■ Problem description:
Leave out the pictures and transcribe the rest of the records exactly.

— Begin Material for this exercise —

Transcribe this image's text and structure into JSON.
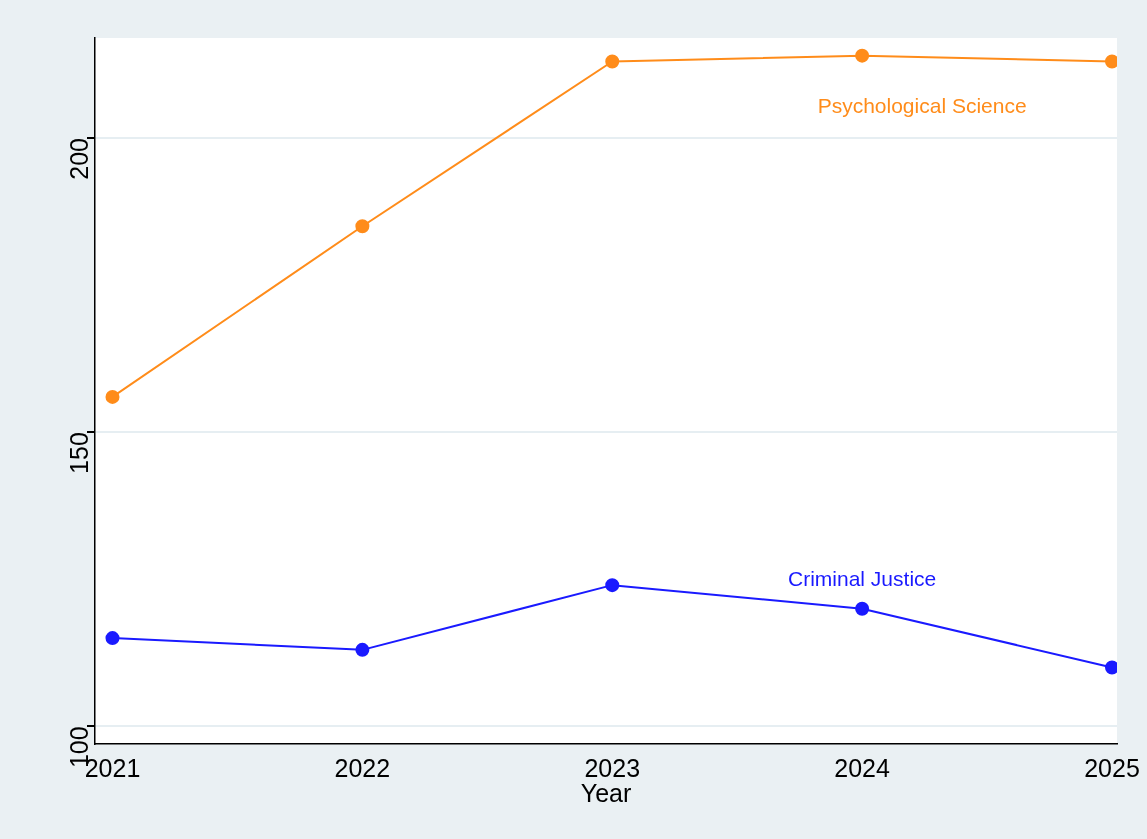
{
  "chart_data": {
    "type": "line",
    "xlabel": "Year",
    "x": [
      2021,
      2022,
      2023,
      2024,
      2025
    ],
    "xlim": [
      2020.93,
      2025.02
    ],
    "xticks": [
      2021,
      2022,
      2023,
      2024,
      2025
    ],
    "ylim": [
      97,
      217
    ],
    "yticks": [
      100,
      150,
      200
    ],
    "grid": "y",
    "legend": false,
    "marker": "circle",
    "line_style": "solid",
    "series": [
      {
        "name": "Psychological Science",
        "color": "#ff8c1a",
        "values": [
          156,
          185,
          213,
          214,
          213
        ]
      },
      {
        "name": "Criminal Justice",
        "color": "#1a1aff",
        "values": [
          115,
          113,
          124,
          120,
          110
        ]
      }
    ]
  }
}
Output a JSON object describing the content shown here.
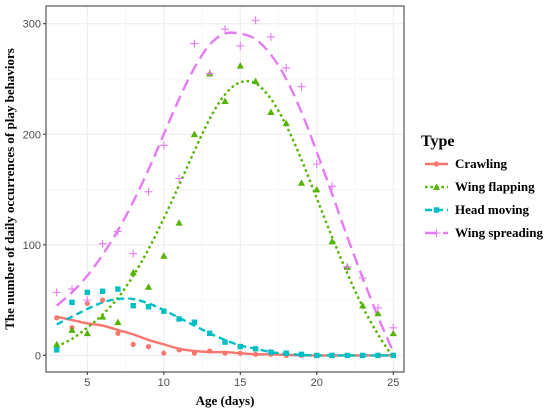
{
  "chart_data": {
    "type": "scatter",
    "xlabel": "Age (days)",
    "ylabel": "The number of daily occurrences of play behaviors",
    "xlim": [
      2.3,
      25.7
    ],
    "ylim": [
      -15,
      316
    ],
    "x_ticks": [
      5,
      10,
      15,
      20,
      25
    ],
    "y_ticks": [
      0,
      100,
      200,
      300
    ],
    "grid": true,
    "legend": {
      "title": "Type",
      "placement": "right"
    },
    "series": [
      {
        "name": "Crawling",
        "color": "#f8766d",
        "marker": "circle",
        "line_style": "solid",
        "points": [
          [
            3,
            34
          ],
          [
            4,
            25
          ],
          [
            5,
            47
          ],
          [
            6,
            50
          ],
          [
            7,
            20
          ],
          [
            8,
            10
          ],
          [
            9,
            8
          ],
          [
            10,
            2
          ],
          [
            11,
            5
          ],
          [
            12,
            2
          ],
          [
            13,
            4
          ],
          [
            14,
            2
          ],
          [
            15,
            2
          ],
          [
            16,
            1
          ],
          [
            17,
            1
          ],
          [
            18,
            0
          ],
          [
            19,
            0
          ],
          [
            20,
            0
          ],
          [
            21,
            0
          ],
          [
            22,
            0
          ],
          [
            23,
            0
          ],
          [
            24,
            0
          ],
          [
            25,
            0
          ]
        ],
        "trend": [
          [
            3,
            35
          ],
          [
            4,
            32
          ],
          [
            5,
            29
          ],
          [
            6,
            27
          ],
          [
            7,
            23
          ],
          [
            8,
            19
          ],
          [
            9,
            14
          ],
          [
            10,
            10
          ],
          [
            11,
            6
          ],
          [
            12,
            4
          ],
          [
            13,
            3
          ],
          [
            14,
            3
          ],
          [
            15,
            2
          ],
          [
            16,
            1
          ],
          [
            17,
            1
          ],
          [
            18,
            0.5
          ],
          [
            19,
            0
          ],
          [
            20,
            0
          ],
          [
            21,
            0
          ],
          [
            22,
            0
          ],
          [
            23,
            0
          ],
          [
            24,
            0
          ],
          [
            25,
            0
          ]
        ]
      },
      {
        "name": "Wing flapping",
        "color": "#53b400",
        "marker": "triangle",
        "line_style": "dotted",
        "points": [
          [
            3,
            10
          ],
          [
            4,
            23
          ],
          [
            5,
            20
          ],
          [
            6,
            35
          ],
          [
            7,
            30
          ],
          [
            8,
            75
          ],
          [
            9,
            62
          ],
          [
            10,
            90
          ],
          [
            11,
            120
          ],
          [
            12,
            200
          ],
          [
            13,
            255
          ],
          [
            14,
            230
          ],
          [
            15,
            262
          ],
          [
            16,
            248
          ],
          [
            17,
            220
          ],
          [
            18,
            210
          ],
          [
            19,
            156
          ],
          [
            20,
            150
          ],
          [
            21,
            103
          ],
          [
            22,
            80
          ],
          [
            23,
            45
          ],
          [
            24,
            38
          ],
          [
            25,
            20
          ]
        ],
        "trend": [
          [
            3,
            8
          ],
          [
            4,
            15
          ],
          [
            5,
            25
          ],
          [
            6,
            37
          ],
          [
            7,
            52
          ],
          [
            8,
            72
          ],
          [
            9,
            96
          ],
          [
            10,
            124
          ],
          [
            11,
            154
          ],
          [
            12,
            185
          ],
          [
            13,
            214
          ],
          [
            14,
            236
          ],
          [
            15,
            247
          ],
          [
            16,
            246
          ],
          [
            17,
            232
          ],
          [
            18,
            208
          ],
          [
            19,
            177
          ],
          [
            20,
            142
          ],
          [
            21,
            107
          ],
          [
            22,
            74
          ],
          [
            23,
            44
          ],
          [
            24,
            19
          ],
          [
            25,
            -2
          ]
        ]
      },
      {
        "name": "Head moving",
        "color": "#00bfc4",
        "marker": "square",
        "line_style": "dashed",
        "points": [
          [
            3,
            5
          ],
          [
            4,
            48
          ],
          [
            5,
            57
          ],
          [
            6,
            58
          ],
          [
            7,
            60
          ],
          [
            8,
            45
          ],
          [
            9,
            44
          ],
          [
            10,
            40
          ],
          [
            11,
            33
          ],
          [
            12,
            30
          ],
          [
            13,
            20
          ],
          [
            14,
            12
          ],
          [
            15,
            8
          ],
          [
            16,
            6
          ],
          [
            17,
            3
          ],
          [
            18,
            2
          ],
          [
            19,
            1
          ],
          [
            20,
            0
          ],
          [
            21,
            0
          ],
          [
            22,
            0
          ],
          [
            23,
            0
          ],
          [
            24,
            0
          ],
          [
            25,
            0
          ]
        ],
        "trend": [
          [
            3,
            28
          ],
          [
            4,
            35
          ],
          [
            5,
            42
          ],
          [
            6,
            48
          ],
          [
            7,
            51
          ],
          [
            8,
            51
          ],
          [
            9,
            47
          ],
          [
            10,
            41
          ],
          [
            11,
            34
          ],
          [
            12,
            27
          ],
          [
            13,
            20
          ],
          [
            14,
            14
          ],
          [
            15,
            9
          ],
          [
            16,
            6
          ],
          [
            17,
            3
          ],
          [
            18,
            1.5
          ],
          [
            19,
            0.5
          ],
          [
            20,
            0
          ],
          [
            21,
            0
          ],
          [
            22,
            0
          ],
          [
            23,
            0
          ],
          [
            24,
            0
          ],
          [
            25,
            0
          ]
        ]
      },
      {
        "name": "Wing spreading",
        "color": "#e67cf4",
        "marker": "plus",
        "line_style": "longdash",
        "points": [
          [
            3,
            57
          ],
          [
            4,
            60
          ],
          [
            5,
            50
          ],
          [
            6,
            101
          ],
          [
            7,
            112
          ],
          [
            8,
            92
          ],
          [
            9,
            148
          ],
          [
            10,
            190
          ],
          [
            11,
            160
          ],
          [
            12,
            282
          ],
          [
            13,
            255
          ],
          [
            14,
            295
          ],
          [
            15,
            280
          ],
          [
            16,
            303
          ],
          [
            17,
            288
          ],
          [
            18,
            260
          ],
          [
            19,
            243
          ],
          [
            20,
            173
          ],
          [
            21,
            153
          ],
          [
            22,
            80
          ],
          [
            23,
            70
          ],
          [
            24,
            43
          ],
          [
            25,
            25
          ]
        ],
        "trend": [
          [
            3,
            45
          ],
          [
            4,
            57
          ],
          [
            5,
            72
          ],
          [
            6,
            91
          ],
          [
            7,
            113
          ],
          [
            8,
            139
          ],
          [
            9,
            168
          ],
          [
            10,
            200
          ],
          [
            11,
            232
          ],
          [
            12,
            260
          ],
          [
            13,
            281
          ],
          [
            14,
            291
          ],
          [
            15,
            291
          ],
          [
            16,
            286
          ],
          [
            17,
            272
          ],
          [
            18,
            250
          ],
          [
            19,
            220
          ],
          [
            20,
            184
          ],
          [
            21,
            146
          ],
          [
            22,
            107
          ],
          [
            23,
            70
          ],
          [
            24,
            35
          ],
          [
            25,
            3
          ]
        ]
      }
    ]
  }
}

— End Material for this exercise —

■ Reply to the task:
Transcribe this image's text and structure into JSON.
{
  "chart_data": {
    "type": "line",
    "xlabel": "Year",
    "x": [
      2021,
      2022,
      2023,
      2024,
      2025
    ],
    "xlim": [
      2020.93,
      2025.02
    ],
    "xticks": [
      2021,
      2022,
      2023,
      2024,
      2025
    ],
    "ylim": [
      97,
      217
    ],
    "yticks": [
      100,
      150,
      200
    ],
    "grid": "y",
    "legend": false,
    "marker": "circle",
    "line_style": "solid",
    "series": [
      {
        "name": "Psychological Science",
        "color": "#ff8c1a",
        "values": [
          156,
          185,
          213,
          214,
          213
        ]
      },
      {
        "name": "Criminal Justice",
        "color": "#1a1aff",
        "values": [
          115,
          113,
          124,
          120,
          110
        ]
      }
    ]
  }
}
Output a JSON object describing the content shown here.
{
  "chart_data": {
    "type": "scatter",
    "xlabel": "Age (days)",
    "ylabel": "The number of daily occurrences of play behaviors",
    "xlim": [
      2.3,
      25.7
    ],
    "ylim": [
      -15,
      316
    ],
    "x_ticks": [
      5,
      10,
      15,
      20,
      25
    ],
    "y_ticks": [
      0,
      100,
      200,
      300
    ],
    "grid": true,
    "legend": {
      "title": "Type",
      "placement": "right"
    },
    "series": [
      {
        "name": "Crawling",
        "color": "#f8766d",
        "marker": "circle",
        "line_style": "solid",
        "points": [
          [
            3,
            34
          ],
          [
            4,
            25
          ],
          [
            5,
            47
          ],
          [
            6,
            50
          ],
          [
            7,
            20
          ],
          [
            8,
            10
          ],
          [
            9,
            8
          ],
          [
            10,
            2
          ],
          [
            11,
            5
          ],
          [
            12,
            2
          ],
          [
            13,
            4
          ],
          [
            14,
            2
          ],
          [
            15,
            2
          ],
          [
            16,
            1
          ],
          [
            17,
            1
          ],
          [
            18,
            0
          ],
          [
            19,
            0
          ],
          [
            20,
            0
          ],
          [
            21,
            0
          ],
          [
            22,
            0
          ],
          [
            23,
            0
          ],
          [
            24,
            0
          ],
          [
            25,
            0
          ]
        ],
        "trend": [
          [
            3,
            35
          ],
          [
            4,
            32
          ],
          [
            5,
            29
          ],
          [
            6,
            27
          ],
          [
            7,
            23
          ],
          [
            8,
            19
          ],
          [
            9,
            14
          ],
          [
            10,
            10
          ],
          [
            11,
            6
          ],
          [
            12,
            4
          ],
          [
            13,
            3
          ],
          [
            14,
            3
          ],
          [
            15,
            2
          ],
          [
            16,
            1
          ],
          [
            17,
            1
          ],
          [
            18,
            0.5
          ],
          [
            19,
            0
          ],
          [
            20,
            0
          ],
          [
            21,
            0
          ],
          [
            22,
            0
          ],
          [
            23,
            0
          ],
          [
            24,
            0
          ],
          [
            25,
            0
          ]
        ]
      },
      {
        "name": "Wing flapping",
        "color": "#53b400",
        "marker": "triangle",
        "line_style": "dotted",
        "points": [
          [
            3,
            10
          ],
          [
            4,
            23
          ],
          [
            5,
            20
          ],
          [
            6,
            35
          ],
          [
            7,
            30
          ],
          [
            8,
            75
          ],
          [
            9,
            62
          ],
          [
            10,
            90
          ],
          [
            11,
            120
          ],
          [
            12,
            200
          ],
          [
            13,
            255
          ],
          [
            14,
            230
          ],
          [
            15,
            262
          ],
          [
            16,
            248
          ],
          [
            17,
            220
          ],
          [
            18,
            210
          ],
          [
            19,
            156
          ],
          [
            20,
            150
          ],
          [
            21,
            103
          ],
          [
            22,
            80
          ],
          [
            23,
            45
          ],
          [
            24,
            38
          ],
          [
            25,
            20
          ]
        ],
        "trend": [
          [
            3,
            8
          ],
          [
            4,
            15
          ],
          [
            5,
            25
          ],
          [
            6,
            37
          ],
          [
            7,
            52
          ],
          [
            8,
            72
          ],
          [
            9,
            96
          ],
          [
            10,
            124
          ],
          [
            11,
            154
          ],
          [
            12,
            185
          ],
          [
            13,
            214
          ],
          [
            14,
            236
          ],
          [
            15,
            247
          ],
          [
            16,
            246
          ],
          [
            17,
            232
          ],
          [
            18,
            208
          ],
          [
            19,
            177
          ],
          [
            20,
            142
          ],
          [
            21,
            107
          ],
          [
            22,
            74
          ],
          [
            23,
            44
          ],
          [
            24,
            19
          ],
          [
            25,
            -2
          ]
        ]
      },
      {
        "name": "Head moving",
        "color": "#00bfc4",
        "marker": "square",
        "line_style": "dashed",
        "points": [
          [
            3,
            5
          ],
          [
            4,
            48
          ],
          [
            5,
            57
          ],
          [
            6,
            58
          ],
          [
            7,
            60
          ],
          [
            8,
            45
          ],
          [
            9,
            44
          ],
          [
            10,
            40
          ],
          [
            11,
            33
          ],
          [
            12,
            30
          ],
          [
            13,
            20
          ],
          [
            14,
            12
          ],
          [
            15,
            8
          ],
          [
            16,
            6
          ],
          [
            17,
            3
          ],
          [
            18,
            2
          ],
          [
            19,
            1
          ],
          [
            20,
            0
          ],
          [
            21,
            0
          ],
          [
            22,
            0
          ],
          [
            23,
            0
          ],
          [
            24,
            0
          ],
          [
            25,
            0
          ]
        ],
        "trend": [
          [
            3,
            28
          ],
          [
            4,
            35
          ],
          [
            5,
            42
          ],
          [
            6,
            48
          ],
          [
            7,
            51
          ],
          [
            8,
            51
          ],
          [
            9,
            47
          ],
          [
            10,
            41
          ],
          [
            11,
            34
          ],
          [
            12,
            27
          ],
          [
            13,
            20
          ],
          [
            14,
            14
          ],
          [
            15,
            9
          ],
          [
            16,
            6
          ],
          [
            17,
            3
          ],
          [
            18,
            1.5
          ],
          [
            19,
            0.5
          ],
          [
            20,
            0
          ],
          [
            21,
            0
          ],
          [
            22,
            0
          ],
          [
            23,
            0
          ],
          [
            24,
            0
          ],
          [
            25,
            0
          ]
        ]
      },
      {
        "name": "Wing spreading",
        "color": "#e67cf4",
        "marker": "plus",
        "line_style": "longdash",
        "points": [
          [
            3,
            57
          ],
          [
            4,
            60
          ],
          [
            5,
            50
          ],
          [
            6,
            101
          ],
          [
            7,
            112
          ],
          [
            8,
            92
          ],
          [
            9,
            148
          ],
          [
            10,
            190
          ],
          [
            11,
            160
          ],
          [
            12,
            282
          ],
          [
            13,
            255
          ],
          [
            14,
            295
          ],
          [
            15,
            280
          ],
          [
            16,
            303
          ],
          [
            17,
            288
          ],
          [
            18,
            260
          ],
          [
            19,
            243
          ],
          [
            20,
            173
          ],
          [
            21,
            153
          ],
          [
            22,
            80
          ],
          [
            23,
            70
          ],
          [
            24,
            43
          ],
          [
            25,
            25
          ]
        ],
        "trend": [
          [
            3,
            45
          ],
          [
            4,
            57
          ],
          [
            5,
            72
          ],
          [
            6,
            91
          ],
          [
            7,
            113
          ],
          [
            8,
            139
          ],
          [
            9,
            168
          ],
          [
            10,
            200
          ],
          [
            11,
            232
          ],
          [
            12,
            260
          ],
          [
            13,
            281
          ],
          [
            14,
            291
          ],
          [
            15,
            291
          ],
          [
            16,
            286
          ],
          [
            17,
            272
          ],
          [
            18,
            250
          ],
          [
            19,
            220
          ],
          [
            20,
            184
          ],
          [
            21,
            146
          ],
          [
            22,
            107
          ],
          [
            23,
            70
          ],
          [
            24,
            35
          ],
          [
            25,
            3
          ]
        ]
      }
    ]
  }
}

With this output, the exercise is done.